[Dataset extract]
————

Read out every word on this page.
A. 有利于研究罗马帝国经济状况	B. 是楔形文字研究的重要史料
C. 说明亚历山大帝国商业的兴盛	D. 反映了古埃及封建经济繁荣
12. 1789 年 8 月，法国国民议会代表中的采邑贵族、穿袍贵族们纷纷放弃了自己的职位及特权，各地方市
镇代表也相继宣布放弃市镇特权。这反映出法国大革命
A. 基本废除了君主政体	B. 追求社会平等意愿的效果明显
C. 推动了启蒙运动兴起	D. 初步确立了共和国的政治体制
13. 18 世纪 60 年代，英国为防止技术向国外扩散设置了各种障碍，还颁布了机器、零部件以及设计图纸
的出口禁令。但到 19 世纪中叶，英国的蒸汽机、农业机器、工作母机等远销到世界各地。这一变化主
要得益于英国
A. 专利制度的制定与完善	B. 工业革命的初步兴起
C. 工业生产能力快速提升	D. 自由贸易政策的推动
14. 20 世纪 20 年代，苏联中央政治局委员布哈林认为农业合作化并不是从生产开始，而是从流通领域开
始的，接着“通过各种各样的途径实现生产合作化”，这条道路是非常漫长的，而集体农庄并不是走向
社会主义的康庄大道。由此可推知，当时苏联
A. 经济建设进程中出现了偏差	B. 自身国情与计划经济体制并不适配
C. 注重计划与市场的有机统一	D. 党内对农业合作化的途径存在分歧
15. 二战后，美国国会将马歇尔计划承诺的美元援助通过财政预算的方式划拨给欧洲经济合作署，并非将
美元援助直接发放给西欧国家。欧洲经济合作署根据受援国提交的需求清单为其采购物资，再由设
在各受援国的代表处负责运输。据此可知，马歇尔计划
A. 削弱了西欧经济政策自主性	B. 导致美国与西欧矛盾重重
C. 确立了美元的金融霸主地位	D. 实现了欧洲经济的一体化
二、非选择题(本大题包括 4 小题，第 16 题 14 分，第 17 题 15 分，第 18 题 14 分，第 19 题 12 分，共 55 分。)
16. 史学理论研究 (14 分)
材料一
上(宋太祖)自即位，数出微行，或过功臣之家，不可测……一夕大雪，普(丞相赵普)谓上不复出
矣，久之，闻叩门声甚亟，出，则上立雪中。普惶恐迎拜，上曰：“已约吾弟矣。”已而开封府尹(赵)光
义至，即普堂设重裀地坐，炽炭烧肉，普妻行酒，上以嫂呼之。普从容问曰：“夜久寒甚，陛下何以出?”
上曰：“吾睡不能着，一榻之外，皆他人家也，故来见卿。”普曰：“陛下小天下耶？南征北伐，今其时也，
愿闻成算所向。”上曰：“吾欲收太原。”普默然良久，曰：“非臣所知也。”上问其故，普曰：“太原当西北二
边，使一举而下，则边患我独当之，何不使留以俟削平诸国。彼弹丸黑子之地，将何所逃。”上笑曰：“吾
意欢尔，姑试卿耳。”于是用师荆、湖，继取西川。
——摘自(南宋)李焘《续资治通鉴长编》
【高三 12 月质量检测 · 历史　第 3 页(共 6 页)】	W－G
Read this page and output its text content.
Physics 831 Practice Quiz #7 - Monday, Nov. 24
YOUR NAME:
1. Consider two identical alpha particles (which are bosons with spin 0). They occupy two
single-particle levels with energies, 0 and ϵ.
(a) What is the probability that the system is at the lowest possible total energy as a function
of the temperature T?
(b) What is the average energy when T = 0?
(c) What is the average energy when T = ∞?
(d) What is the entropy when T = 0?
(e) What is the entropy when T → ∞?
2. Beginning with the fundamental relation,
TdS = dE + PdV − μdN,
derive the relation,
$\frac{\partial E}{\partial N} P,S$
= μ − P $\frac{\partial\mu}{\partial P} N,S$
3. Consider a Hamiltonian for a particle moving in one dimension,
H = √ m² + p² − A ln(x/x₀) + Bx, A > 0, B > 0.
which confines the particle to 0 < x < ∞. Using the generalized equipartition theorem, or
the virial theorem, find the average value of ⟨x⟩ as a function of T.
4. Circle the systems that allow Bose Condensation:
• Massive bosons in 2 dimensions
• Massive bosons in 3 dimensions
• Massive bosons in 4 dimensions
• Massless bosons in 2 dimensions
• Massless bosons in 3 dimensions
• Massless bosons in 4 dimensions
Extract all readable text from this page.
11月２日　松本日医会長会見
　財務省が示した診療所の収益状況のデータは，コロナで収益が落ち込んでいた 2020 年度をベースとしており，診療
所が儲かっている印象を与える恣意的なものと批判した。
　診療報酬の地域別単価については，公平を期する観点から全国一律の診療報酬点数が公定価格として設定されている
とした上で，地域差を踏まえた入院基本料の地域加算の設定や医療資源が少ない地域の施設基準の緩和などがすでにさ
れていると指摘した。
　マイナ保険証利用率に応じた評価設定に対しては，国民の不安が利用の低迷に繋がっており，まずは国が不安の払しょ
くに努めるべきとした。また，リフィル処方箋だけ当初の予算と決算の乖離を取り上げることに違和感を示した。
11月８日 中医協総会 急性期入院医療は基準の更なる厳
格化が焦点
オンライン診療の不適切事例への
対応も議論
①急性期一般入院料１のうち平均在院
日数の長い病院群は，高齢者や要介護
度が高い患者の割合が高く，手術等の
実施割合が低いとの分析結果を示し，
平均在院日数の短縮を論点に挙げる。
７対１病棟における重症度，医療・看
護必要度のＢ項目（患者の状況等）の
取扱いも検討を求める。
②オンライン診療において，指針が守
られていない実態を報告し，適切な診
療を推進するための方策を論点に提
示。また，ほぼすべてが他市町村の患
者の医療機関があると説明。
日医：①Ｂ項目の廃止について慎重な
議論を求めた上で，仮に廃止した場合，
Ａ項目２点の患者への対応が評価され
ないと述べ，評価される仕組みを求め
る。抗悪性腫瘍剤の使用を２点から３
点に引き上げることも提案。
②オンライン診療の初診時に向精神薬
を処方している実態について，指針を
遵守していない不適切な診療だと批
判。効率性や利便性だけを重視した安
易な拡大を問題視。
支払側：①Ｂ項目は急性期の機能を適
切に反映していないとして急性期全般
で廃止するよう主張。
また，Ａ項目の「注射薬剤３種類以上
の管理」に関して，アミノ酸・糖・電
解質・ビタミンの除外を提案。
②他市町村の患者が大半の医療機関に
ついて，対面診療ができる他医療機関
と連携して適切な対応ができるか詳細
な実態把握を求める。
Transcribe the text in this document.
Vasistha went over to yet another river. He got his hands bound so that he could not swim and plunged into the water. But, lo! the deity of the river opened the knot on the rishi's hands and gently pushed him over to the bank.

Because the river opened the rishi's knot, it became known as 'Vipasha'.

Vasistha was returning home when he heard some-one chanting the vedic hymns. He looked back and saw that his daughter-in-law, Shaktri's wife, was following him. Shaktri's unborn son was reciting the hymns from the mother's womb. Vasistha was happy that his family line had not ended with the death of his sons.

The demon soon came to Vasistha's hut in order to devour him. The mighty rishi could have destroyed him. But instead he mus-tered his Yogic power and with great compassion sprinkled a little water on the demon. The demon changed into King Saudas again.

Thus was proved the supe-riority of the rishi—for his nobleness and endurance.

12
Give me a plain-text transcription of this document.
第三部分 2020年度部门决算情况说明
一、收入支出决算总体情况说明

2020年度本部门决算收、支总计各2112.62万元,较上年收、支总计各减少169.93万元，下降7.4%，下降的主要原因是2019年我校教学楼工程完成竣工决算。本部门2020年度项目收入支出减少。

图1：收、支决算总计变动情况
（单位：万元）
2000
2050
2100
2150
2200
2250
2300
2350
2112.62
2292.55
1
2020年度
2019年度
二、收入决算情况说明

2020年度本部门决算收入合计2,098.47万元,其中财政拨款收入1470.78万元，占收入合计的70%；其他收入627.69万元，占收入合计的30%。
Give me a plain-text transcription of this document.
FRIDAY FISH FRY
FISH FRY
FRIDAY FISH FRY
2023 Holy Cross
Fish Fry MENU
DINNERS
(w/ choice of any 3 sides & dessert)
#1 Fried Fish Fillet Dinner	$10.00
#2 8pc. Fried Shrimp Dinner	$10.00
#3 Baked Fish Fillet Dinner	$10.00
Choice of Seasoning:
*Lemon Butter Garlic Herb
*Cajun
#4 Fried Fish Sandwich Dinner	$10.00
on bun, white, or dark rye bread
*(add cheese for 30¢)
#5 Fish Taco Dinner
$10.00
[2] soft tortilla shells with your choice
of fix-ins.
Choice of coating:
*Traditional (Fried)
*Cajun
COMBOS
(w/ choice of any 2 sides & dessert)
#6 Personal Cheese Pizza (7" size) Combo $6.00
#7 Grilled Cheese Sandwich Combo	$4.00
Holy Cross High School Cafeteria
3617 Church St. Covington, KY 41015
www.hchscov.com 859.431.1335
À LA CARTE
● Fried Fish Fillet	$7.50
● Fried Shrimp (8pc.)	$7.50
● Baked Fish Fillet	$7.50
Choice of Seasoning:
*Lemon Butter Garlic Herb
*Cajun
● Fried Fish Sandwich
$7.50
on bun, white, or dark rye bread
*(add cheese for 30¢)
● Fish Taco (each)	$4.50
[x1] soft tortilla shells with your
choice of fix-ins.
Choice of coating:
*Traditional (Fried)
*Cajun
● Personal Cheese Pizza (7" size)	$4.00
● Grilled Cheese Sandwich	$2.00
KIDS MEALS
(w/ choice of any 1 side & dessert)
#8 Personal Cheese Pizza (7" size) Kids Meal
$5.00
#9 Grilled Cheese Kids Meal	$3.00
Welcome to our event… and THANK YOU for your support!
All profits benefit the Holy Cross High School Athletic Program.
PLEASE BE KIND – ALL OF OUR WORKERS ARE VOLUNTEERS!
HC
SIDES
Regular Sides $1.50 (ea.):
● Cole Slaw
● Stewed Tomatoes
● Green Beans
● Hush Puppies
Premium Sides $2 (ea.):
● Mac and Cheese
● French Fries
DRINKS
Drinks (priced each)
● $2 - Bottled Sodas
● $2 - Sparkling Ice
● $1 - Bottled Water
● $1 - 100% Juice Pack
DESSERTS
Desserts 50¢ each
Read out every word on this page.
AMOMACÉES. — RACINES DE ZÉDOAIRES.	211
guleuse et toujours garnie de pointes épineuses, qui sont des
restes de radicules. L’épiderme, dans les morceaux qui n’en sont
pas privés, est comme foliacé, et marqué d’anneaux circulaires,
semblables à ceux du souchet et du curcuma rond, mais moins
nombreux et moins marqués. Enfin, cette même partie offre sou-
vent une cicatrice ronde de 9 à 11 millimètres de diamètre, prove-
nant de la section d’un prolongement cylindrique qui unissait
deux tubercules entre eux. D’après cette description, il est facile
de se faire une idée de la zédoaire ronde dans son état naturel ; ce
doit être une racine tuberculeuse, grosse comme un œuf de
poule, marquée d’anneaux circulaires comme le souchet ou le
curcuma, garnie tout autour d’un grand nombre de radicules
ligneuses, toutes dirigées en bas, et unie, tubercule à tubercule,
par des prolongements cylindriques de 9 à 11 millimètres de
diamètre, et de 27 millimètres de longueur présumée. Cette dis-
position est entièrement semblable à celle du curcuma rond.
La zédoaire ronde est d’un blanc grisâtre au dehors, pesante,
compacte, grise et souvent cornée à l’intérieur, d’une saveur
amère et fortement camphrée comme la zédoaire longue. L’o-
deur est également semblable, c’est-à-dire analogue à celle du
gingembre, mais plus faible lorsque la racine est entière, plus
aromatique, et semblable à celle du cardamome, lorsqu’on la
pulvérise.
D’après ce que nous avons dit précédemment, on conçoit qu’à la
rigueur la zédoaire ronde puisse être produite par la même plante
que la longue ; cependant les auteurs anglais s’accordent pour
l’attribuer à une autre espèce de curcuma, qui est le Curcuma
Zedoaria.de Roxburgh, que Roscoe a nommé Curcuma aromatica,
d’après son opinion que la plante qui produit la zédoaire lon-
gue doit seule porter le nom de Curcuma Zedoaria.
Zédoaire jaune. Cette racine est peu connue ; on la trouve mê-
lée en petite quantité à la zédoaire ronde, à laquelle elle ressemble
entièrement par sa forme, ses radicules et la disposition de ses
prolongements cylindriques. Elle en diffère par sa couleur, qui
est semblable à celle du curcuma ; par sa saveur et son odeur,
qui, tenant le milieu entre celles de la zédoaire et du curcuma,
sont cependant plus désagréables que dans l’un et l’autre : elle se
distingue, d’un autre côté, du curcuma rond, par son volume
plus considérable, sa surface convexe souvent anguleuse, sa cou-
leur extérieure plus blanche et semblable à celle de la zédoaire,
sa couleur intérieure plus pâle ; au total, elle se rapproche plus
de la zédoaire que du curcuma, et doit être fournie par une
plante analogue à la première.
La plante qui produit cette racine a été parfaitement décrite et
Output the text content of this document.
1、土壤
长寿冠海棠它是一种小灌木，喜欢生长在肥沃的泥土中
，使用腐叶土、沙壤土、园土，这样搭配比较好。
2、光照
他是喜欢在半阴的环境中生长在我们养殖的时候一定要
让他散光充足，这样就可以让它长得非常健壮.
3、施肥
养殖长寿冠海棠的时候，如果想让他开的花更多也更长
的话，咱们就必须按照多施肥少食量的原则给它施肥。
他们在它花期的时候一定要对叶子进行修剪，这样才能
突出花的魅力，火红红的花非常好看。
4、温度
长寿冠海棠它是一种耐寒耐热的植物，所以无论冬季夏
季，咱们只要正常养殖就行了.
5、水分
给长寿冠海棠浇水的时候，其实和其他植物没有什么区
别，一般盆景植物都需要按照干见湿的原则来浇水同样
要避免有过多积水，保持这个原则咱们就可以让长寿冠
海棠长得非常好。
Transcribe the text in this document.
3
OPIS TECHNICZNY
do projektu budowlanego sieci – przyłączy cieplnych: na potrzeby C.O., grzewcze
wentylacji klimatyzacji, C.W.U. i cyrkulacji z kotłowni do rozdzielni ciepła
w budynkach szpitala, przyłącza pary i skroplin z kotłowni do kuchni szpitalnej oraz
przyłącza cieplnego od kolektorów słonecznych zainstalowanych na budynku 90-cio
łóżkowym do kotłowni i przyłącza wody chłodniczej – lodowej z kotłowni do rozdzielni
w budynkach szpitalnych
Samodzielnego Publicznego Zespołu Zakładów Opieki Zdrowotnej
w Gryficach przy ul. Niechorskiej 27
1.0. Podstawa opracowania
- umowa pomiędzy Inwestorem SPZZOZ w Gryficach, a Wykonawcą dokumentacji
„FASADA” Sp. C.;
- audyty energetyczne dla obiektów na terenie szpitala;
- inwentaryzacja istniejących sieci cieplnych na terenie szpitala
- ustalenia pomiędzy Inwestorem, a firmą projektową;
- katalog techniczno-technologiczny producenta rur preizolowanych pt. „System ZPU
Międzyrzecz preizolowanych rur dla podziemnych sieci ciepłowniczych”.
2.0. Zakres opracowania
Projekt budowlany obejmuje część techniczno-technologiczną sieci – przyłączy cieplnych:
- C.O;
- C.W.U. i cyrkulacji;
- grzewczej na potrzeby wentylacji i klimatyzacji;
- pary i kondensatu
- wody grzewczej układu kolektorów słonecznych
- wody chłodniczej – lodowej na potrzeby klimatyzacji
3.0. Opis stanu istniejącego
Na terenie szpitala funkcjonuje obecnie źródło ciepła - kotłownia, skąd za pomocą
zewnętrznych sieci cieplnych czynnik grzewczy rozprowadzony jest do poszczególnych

————

[Challenge] Which lines include the word "techniczno"? Copy every one of them.

[The reply]
- katalog techniczno-technologiczny producenta rur preizolowanych pt. „System ZPU
Projekt budowlany obejmuje część techniczno-technologiczną sieci – przyłączy cieplnych:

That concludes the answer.